:: Collected data entries ::
********
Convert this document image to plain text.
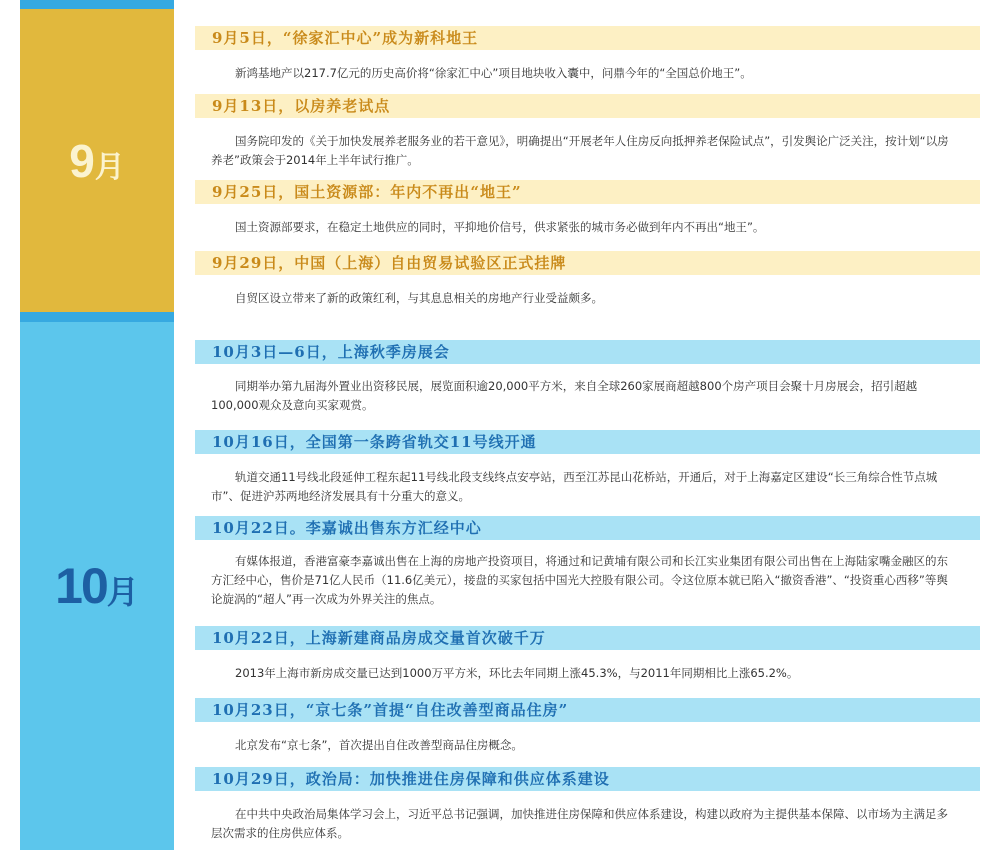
9月
10月
9月5日，“徐家汇中心”成为新科地王

新鸿基地产以217.7亿元的历史高价将“徐家汇中心”项目地块收入囊中，问鼎今年的“全国总价地王”。

9月13日，以房养老试点

国务院印发的《关于加快发展养老服务业的若干意见》，明确提出“开展老年人住房反向抵押养老保险试点”，引发舆论广泛关注，按计划“以房养老”政策会于2014年上半年试行推广。

9月25日，国土资源部：年内不再出“地王”

国土资源部要求，在稳定土地供应的同时，平抑地价信号，供求紧张的城市务必做到年内不再出“地王”。

9月29日，中国（上海）自由贸易试验区正式挂牌

自贸区设立带来了新的政策红利，与其息息相关的房地产行业受益颇多。

10月3日—6日，上海秋季房展会

同期举办第九届海外置业出资移民展，展览面积逾20,000平方米，来自全球260家展商超越800个房产项目会聚十月房展会，招引超越100,000观众及意向买家观赏。

10月16日，全国第一条跨省轨交11号线开通

轨道交通11号线北段延伸工程东起11号线北段支线终点安亭站，西至江苏昆山花桥站，开通后，对于上海嘉定区建设“长三角综合性节点城市”、促进沪苏两地经济发展具有十分重大的意义。

10月22日。李嘉诚出售东方汇经中心

有媒体报道，香港富豪李嘉诚出售在上海的房地产投资项目，将通过和记黄埔有限公司和长江实业集团有限公司出售在上海陆家嘴金融区的东方汇经中心，售价是71亿人民币（11.6亿美元），接盘的买家包括中国光大控股有限公司。令这位原本就已陷入“撤资香港”、“投资重心西移”等舆论旋涡的“超人”再一次成为外界关注的焦点。

10月22日，上海新建商品房成交量首次破千万

2013年上海市新房成交量已达到1000万平方米，环比去年同期上涨45.3%，与2011年同期相比上涨65.2%。

10月23日，“京七条”首提“自住改善型商品住房”

北京发布“京七条”，首次提出自住改善型商品住房概念。

10月29日，政治局：加快推进住房保障和供应体系建设

在中共中央政治局集体学习会上，习近平总书记强调，加快推进住房保障和供应体系建设，构建以政府为主提供基本保障、以市场为主满足多层次需求的住房供应体系。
********
:: Task instructions ::
Copy each line of the preceding data that contains the string "徐家汇中心".

:: Solution below ::
9月5日，“徐家汇中心”成为新科地王
新鸿基地产以217.7亿元的历史高价将“徐家汇中心”项目地块收入囊中，问鼎今年的“全国总价地王”。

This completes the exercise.